### WHAT YOU ARE ASKED TO DO
Write out each record below exactly as it appears, with no pictures.

[Data excerpts]
☆ ☆ ☆ ☆ ☆ ☆ ☆

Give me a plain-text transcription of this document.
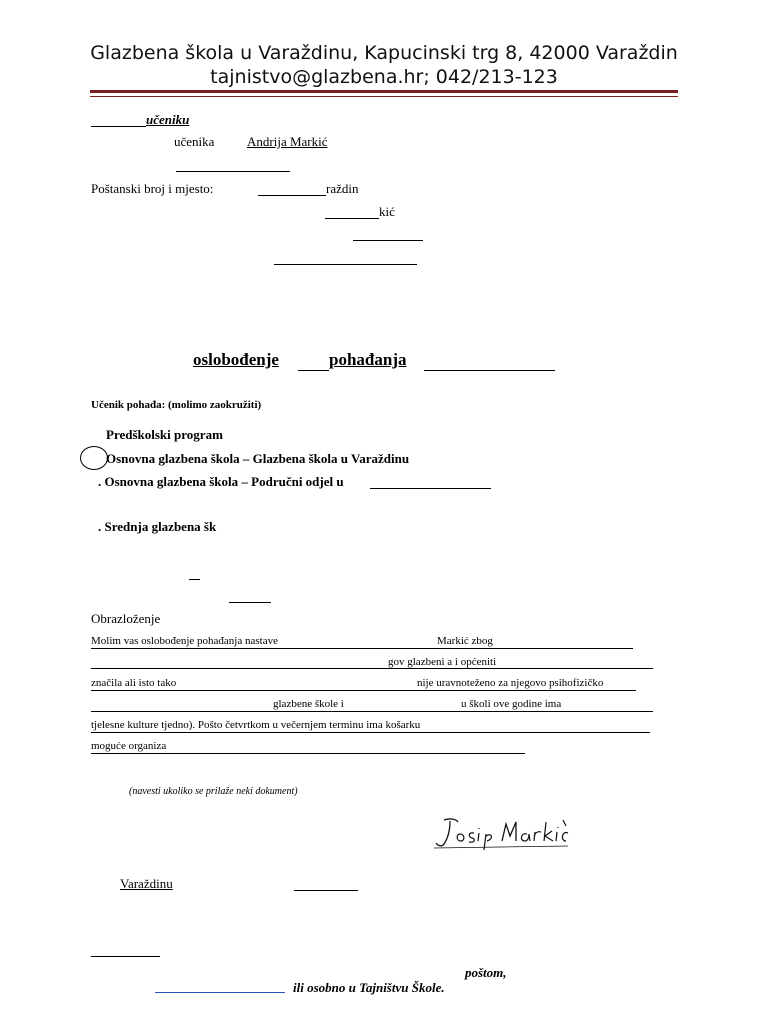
Glazbena škola u Varaždinu, Kapucinski trg 8, 42000 Varaždin
tajnistvo@glazbena.hr; 042/213-123
učeniku
učenika	Andrija Markić
Poštanski broj i mjesto:	raždin
kić
oslobođenje	pohađanja
Učenik pohađa: (molimo zaokružiti)
Predškolski program
Osnovna glazbena škola – Glazbena škola u Varaždinu
. Osnovna glazbena škola – Područni odjel u
. Srednja glazbena šk
Obrazloženje
Molim vas oslobođenje pohađanja nastave	Markić zbog
gov glazbeni a i općeniti
značila ali isto tako	nije uravnoteženo za njegovo psihofizičko
glazbene škole i	u školi ove godine ima
tjelesne kulture tjedno). Pošto četvrtkom u večernjem terminu ima košarku
moguće organiza
(navesti ukoliko se prilaže neki dokument)
Varaždinu
poštom,
ili osobno u Tajništvu Škole.
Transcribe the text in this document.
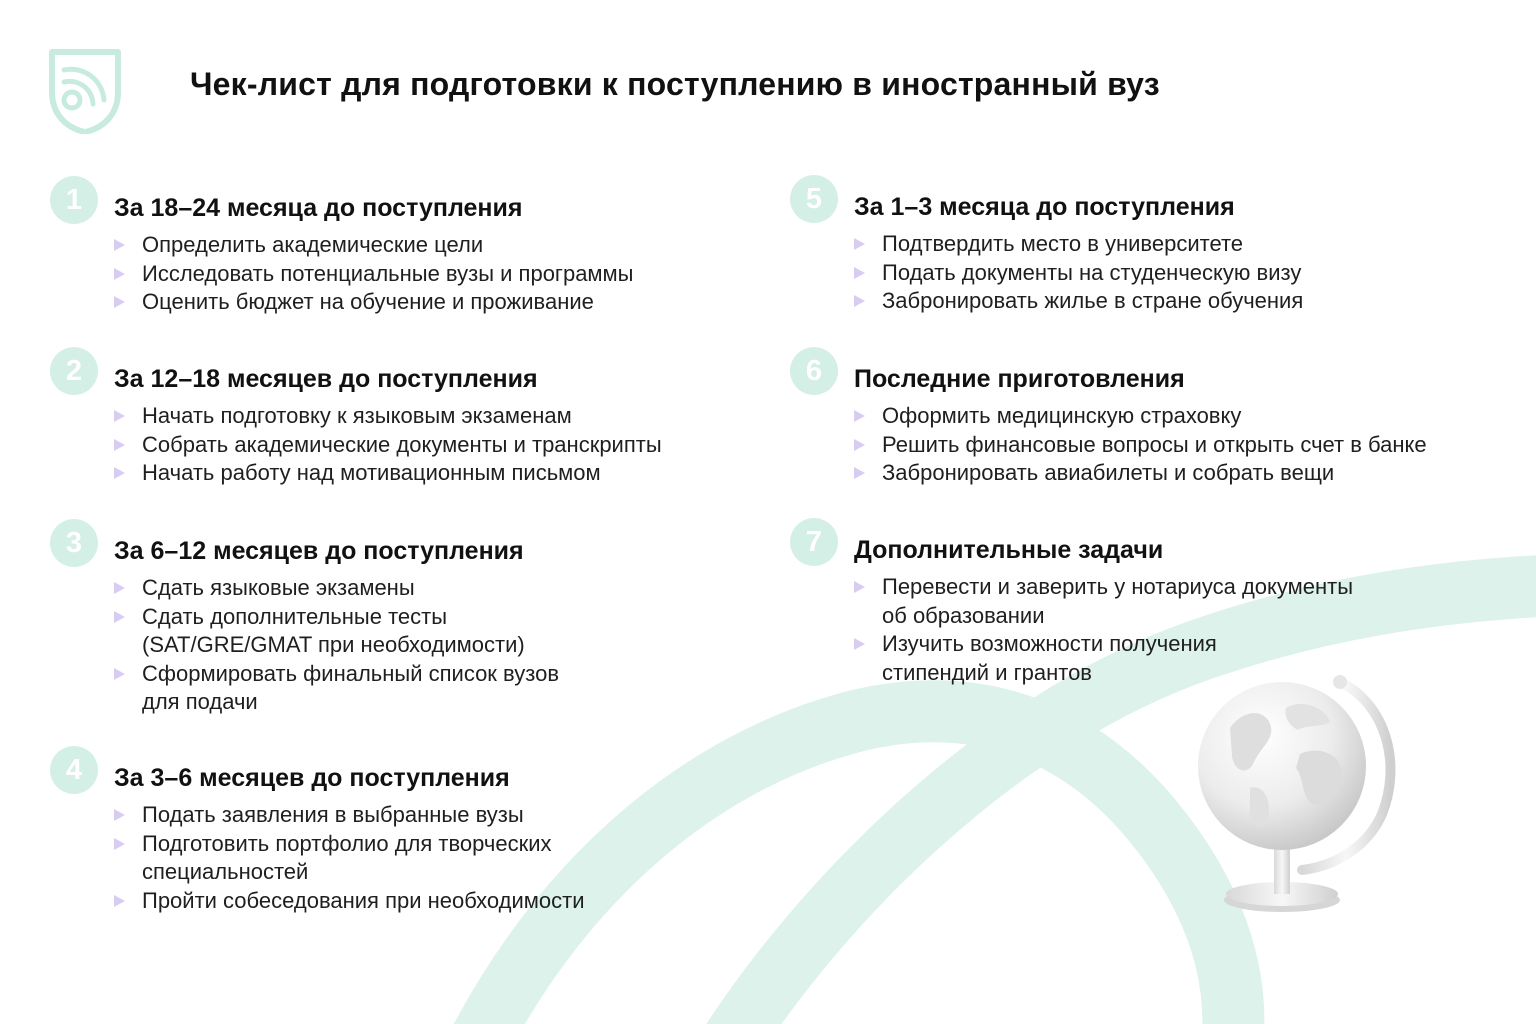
Чек-лист для подготовки к поступлению в иностранный вуз
1	За 18–24 месяца до поступления
Определить академические цели
Исследовать потенциальные вузы и программы
Оценить бюджет на обучение и проживание
2	За 12–18 месяцев до поступления
Начать подготовку к языковым экзаменам
Собрать академические документы и транскрипты
Начать работу над мотивационным письмом
3	За 6–12 месяцев до поступления
Сдать языковые экзамены
Сдать дополнительные тесты
(SAT/GRE/GMAT при необходимости)
Сформировать финальный список вузов
для подачи
4	За 3–6 месяцев до поступления
Подать заявления в выбранные вузы
Подготовить портфолио для творческих
специальностей
Пройти собеседования при необходимости
5	За 1–3 месяца до поступления
Подтвердить место в университете
Подать документы на студенческую визу
Забронировать жилье в стране обучения
6	Последние приготовления
Оформить медицинскую страховку
Решить финансовые вопросы и открыть счет в банке
Забронировать авиабилеты и собрать вещи
7	Дополнительные задачи
Перевести и заверить у нотариуса документы
об образовании
Изучить возможности получения
стипендий и грантов
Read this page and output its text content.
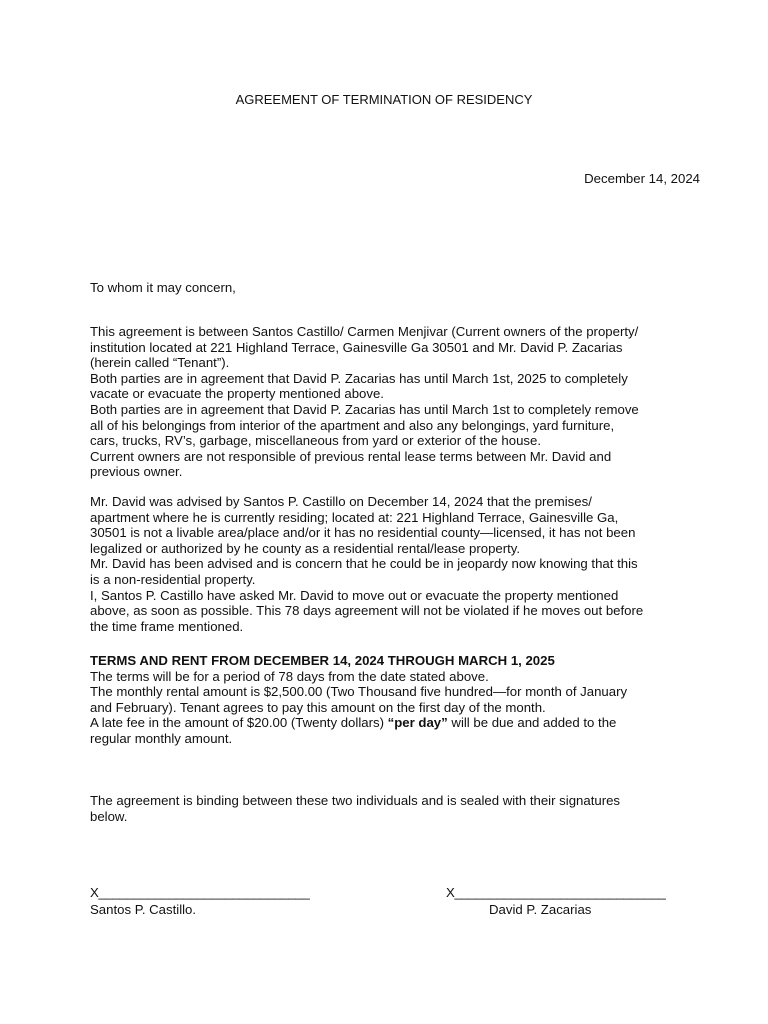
AGREEMENT OF TERMINATION OF RESIDENCY
December 14, 2024
To whom it may concern,
This agreement is between Santos Castillo/ Carmen Menjivar (Current owners of the property/
institution located at 221 Highland Terrace, Gainesville Ga 30501 and Mr. David P. Zacarias
(herein called “Tenant”).
Both parties are in agreement that David P. Zacarias has until March 1st, 2025 to completely
vacate or evacuate the property mentioned above.
Both parties are in agreement that David P. Zacarias has until March 1st to completely remove
all of his belongings from interior of the apartment and also any belongings, yard furniture,
cars, trucks, RV’s, garbage, miscellaneous from yard or exterior of the house.
Current owners are not responsible of previous rental lease terms between Mr. David and
previous owner.
Mr. David was advised by Santos P. Castillo on December 14, 2024 that the premises/
apartment where he is currently residing; located at: 221 Highland Terrace, Gainesville Ga,
30501 is not a livable area/place and/or it has no residential county—licensed, it has not been
legalized or authorized by he county as a residential rental/lease property.
Mr. David has been advised and is concern that he could be in jeopardy now knowing that this
is a non-residential property.
I, Santos P. Castillo have asked Mr. David to move out or evacuate the property mentioned
above, as soon as possible. This 78 days agreement will not be violated if he moves out before
the time frame mentioned.
TERMS AND RENT FROM DECEMBER 14, 2024 THROUGH MARCH 1, 2025
The terms will be for a period of 78 days from the date stated above.
The monthly rental amount is $2,500.00 (Two Thousand five hundred—for month of January
and February). Tenant agrees to pay this amount on the first day of the month.
A late fee in the amount of $20.00 (Twenty dollars) “per day” will be due and added to the
regular monthly amount.
The agreement is binding between these two individuals and is sealed with their signatures
below.
X______________________________	X______________________________
Santos P. Castillo.	David P. Zacarias
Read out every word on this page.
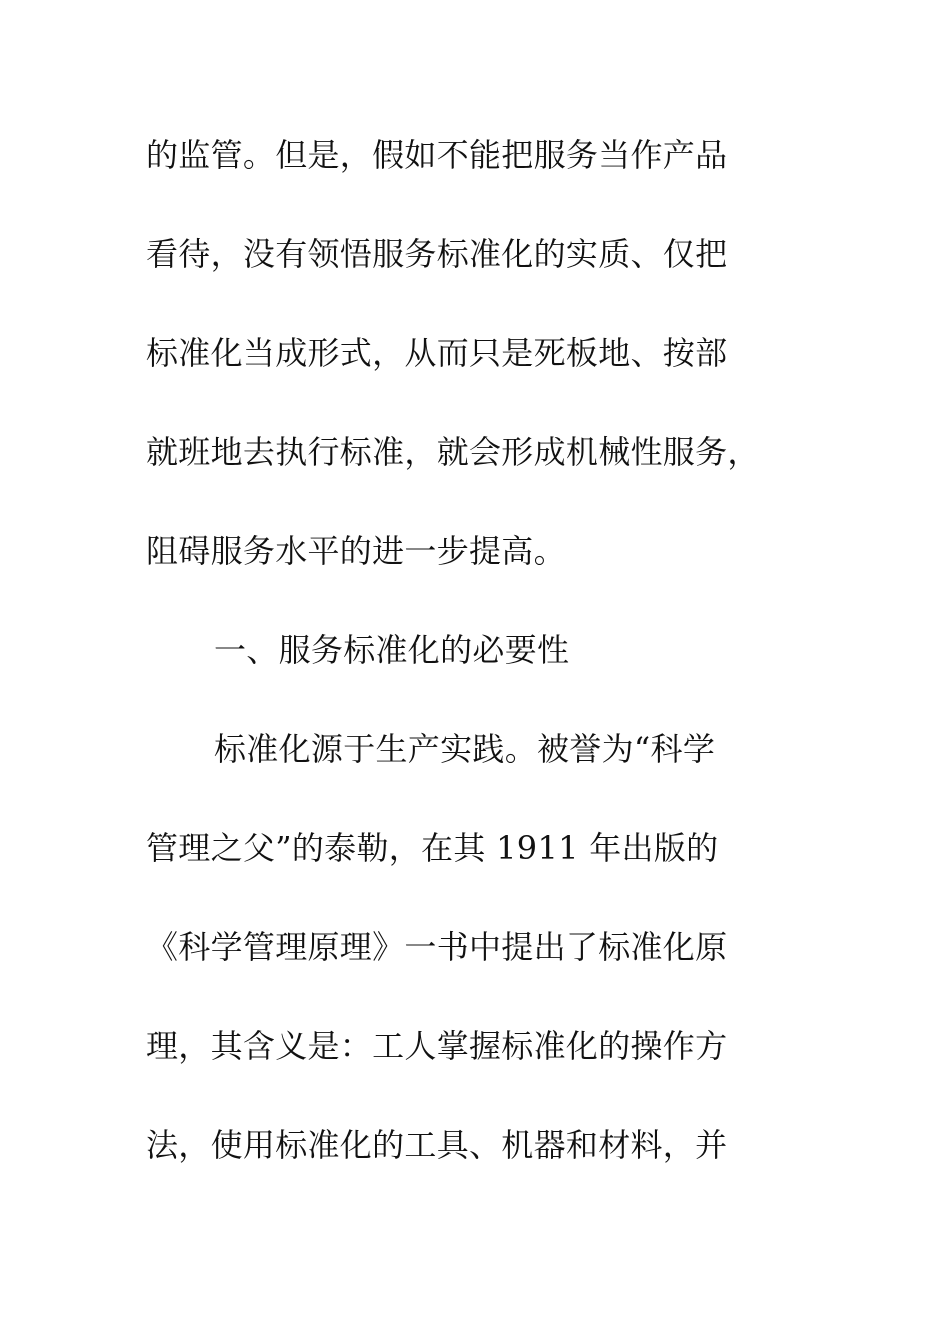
的监管。但是，假如不能把服务当作产品
看待，没有领悟服务标准化的实质、仅把
标准化当成形式，从而只是死板地、按部
就班地去执行标准，就会形成机械性服务，
阻碍服务水平的进一步提高。
一、服务标准化的必要性
标准化源于生产实践。被誉为“科学
管理之父”的泰勒，在其 1911 年出版的
《科学管理原理》一书中提出了标准化原
理，其含义是：工人掌握标准化的操作方
法，使用标准化的工具、机器和材料，并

☆ ☆ ☆ ☆ ☆ ☆ ☆

### ANSWER TO THE TASK
Give me a plain-text transcription of this document.
Glazbena škola u Varaždinu, Kapucinski trg 8, 42000 Varaždin
tajnistvo@glazbena.hr; 042/213-123
učeniku
učenika	Andrija Markić
Poštanski broj i mjesto:	raždin
kić
oslobođenje	pohađanja
Učenik pohađa: (molimo zaokružiti)
Predškolski program
Osnovna glazbena škola – Glazbena škola u Varaždinu
. Osnovna glazbena škola – Područni odjel u
. Srednja glazbena šk
Obrazloženje
Molim vas oslobođenje pohađanja nastave	Markić zbog
gov glazbeni a i općeniti
značila ali isto tako	nije uravnoteženo za njegovo psihofizičko
glazbene škole i	u školi ove godine ima
tjelesne kulture tjedno). Pošto četvrtkom u večernjem terminu ima košarku
moguće organiza
(navesti ukoliko se prilaže neki dokument)
Varaždinu
poštom,
ili osobno u Tajništvu Škole.
Transcribe the text in this document.
Чек-лист для подготовки к поступлению в иностранный вуз
1	За 18–24 месяца до поступления
Определить академические цели
Исследовать потенциальные вузы и программы
Оценить бюджет на обучение и проживание
2	За 12–18 месяцев до поступления
Начать подготовку к языковым экзаменам
Собрать академические документы и транскрипты
Начать работу над мотивационным письмом
3	За 6–12 месяцев до поступления
Сдать языковые экзамены
Сдать дополнительные тесты
(SAT/GRE/GMAT при необходимости)
Сформировать финальный список вузов
для подачи
4	За 3–6 месяцев до поступления
Подать заявления в выбранные вузы
Подготовить портфолио для творческих
специальностей
Пройти собеседования при необходимости
5	За 1–3 месяца до поступления
Подтвердить место в университете
Подать документы на студенческую визу
Забронировать жилье в стране обучения
6	Последние приготовления
Оформить медицинскую страховку
Решить финансовые вопросы и открыть счет в банке
Забронировать авиабилеты и собрать вещи
7	Дополнительные задачи
Перевести и заверить у нотариуса документы
об образовании
Изучить возможности получения
стипендий и грантов
Read this page and output its text content.
AGREEMENT OF TERMINATION OF RESIDENCY
December 14, 2024
To whom it may concern,
This agreement is between Santos Castillo/ Carmen Menjivar (Current owners of the property/
institution located at 221 Highland Terrace, Gainesville Ga 30501 and Mr. David P. Zacarias
(herein called “Tenant”).
Both parties are in agreement that David P. Zacarias has until March 1st, 2025 to completely
vacate or evacuate the property mentioned above.
Both parties are in agreement that David P. Zacarias has until March 1st to completely remove
all of his belongings from interior of the apartment and also any belongings, yard furniture,
cars, trucks, RV’s, garbage, miscellaneous from yard or exterior of the house.
Current owners are not responsible of previous rental lease terms between Mr. David and
previous owner.
Mr. David was advised by Santos P. Castillo on December 14, 2024 that the premises/
apartment where he is currently residing; located at: 221 Highland Terrace, Gainesville Ga,
30501 is not a livable area/place and/or it has no residential county—licensed, it has not been
legalized or authorized by he county as a residential rental/lease property.
Mr. David has been advised and is concern that he could be in jeopardy now knowing that this
is a non-residential property.
I, Santos P. Castillo have asked Mr. David to move out or evacuate the property mentioned
above, as soon as possible. This 78 days agreement will not be violated if he moves out before
the time frame mentioned.
TERMS AND RENT FROM DECEMBER 14, 2024 THROUGH MARCH 1, 2025
The terms will be for a period of 78 days from the date stated above.
The monthly rental amount is $2,500.00 (Two Thousand five hundred—for month of January
and February). Tenant agrees to pay this amount on the first day of the month.
A late fee in the amount of $20.00 (Twenty dollars) “per day” will be due and added to the
regular monthly amount.
The agreement is binding between these two individuals and is sealed with their signatures
below.
X______________________________	X______________________________
Santos P. Castillo.	David P. Zacarias
Read out every word on this page.
的监管。但是，假如不能把服务当作产品
看待，没有领悟服务标准化的实质、仅把
标准化当成形式，从而只是死板地、按部
就班地去执行标准，就会形成机械性服务，
阻碍服务水平的进一步提高。
一、服务标准化的必要性
标准化源于生产实践。被誉为“科学
管理之父”的泰勒，在其 1911 年出版的
《科学管理原理》一书中提出了标准化原
理，其含义是：工人掌握标准化的操作方
法，使用标准化的工具、机器和材料，并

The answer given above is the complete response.